Send back the records in full, character for character.

Entries provided
###

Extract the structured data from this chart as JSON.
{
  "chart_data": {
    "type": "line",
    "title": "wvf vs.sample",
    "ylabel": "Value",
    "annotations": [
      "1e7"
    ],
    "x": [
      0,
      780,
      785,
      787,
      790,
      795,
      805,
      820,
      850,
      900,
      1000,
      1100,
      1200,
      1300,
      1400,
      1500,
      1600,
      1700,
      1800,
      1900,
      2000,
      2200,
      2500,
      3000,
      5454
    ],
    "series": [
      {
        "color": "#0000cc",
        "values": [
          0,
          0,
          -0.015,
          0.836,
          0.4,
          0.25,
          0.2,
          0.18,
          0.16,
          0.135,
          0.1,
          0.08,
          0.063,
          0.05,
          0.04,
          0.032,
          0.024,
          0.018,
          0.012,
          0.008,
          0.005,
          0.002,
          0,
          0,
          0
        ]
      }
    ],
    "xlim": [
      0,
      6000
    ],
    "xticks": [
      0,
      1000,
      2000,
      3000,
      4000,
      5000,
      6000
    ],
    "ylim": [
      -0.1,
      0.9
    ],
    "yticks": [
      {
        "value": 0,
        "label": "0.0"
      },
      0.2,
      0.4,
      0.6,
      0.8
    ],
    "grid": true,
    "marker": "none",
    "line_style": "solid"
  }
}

###

Output for this task
Extract the structured data from this chart as JSON.
{
  "chart_data": {
    "type": "line",
    "title": "wvf vs.sample",
    "ylabel": "Value",
    "annotations": [
      "1e7"
    ],
    "x": [
      0,
      780,
      785,
      787,
      790,
      795,
      805,
      820,
      850,
      900,
      1000,
      1100,
      1200,
      1300,
      1400,
      1500,
      1600,
      1700,
      1800,
      1900,
      2000,
      2200,
      2500,
      3000,
      5454
    ],
    "series": [
      {
        "color": "#0000cc",
        "values": [
          0,
          0,
          -0.015,
          0.836,
          0.4,
          0.25,
          0.2,
          0.18,
          0.16,
          0.135,
          0.1,
          0.08,
          0.063,
          0.05,
          0.04,
          0.032,
          0.024,
          0.018,
          0.012,
          0.008,
          0.005,
          0.002,
          0,
          0,
          0
        ]
      }
    ],
    "xlim": [
      0,
      6000
    ],
    "xticks": [
      0,
      1000,
      2000,
      3000,
      4000,
      5000,
      6000
    ],
    "ylim": [
      -0.1,
      0.9
    ],
    "yticks": [
      {
        "value": 0,
        "label": "0.0"
      },
      0.2,
      0.4,
      0.6,
      0.8
    ],
    "grid": true,
    "marker": "none",
    "line_style": "solid"
  }
}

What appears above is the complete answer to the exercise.